WHAT YOU SHOULD DO
In the listing that follows, count every line with the word "coordinate" in it and write only the total.

DATASET EXCERPTS
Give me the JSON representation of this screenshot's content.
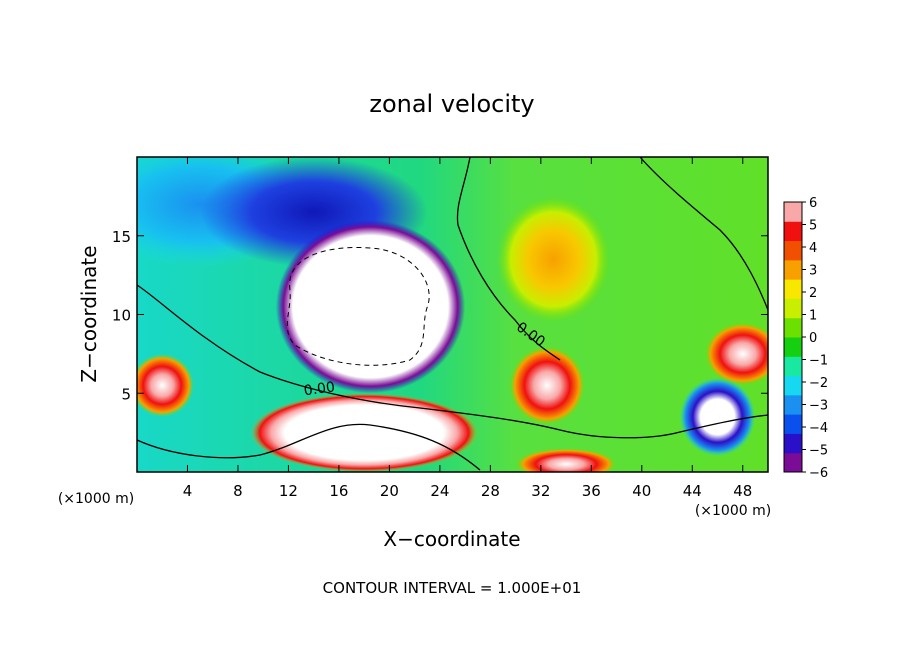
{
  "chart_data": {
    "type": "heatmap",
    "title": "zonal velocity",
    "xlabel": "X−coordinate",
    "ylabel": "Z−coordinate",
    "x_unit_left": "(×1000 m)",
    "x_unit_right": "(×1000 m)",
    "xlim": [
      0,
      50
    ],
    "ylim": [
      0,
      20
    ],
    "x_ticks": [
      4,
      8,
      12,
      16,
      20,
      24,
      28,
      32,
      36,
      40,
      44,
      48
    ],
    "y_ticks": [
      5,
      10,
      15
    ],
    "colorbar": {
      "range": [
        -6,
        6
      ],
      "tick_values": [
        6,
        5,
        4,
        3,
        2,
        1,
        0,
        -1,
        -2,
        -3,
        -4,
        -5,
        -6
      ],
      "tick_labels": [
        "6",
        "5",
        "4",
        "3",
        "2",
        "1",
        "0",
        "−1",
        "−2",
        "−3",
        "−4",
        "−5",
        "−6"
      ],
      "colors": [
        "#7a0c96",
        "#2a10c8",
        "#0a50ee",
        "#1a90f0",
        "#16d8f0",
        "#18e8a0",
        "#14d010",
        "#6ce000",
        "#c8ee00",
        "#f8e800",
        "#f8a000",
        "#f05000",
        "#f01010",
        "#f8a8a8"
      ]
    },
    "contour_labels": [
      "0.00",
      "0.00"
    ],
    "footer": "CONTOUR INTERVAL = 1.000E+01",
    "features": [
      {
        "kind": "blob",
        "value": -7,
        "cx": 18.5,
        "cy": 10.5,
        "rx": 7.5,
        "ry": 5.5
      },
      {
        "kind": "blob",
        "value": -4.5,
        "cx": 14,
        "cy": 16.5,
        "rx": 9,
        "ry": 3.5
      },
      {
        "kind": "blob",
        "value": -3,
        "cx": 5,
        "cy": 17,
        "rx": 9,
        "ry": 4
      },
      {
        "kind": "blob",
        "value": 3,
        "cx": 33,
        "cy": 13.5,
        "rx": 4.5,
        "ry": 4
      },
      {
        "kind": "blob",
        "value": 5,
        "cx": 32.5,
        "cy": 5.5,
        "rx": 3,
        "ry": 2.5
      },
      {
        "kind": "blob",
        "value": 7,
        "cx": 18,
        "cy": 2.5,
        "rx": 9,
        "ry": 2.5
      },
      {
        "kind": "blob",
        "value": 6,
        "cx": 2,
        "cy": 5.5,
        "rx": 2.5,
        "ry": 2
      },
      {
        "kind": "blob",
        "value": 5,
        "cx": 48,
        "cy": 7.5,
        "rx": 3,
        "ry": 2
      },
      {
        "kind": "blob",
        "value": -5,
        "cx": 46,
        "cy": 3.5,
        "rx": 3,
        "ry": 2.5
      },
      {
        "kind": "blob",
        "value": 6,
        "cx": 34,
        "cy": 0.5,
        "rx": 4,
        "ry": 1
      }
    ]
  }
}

RESPONSE
2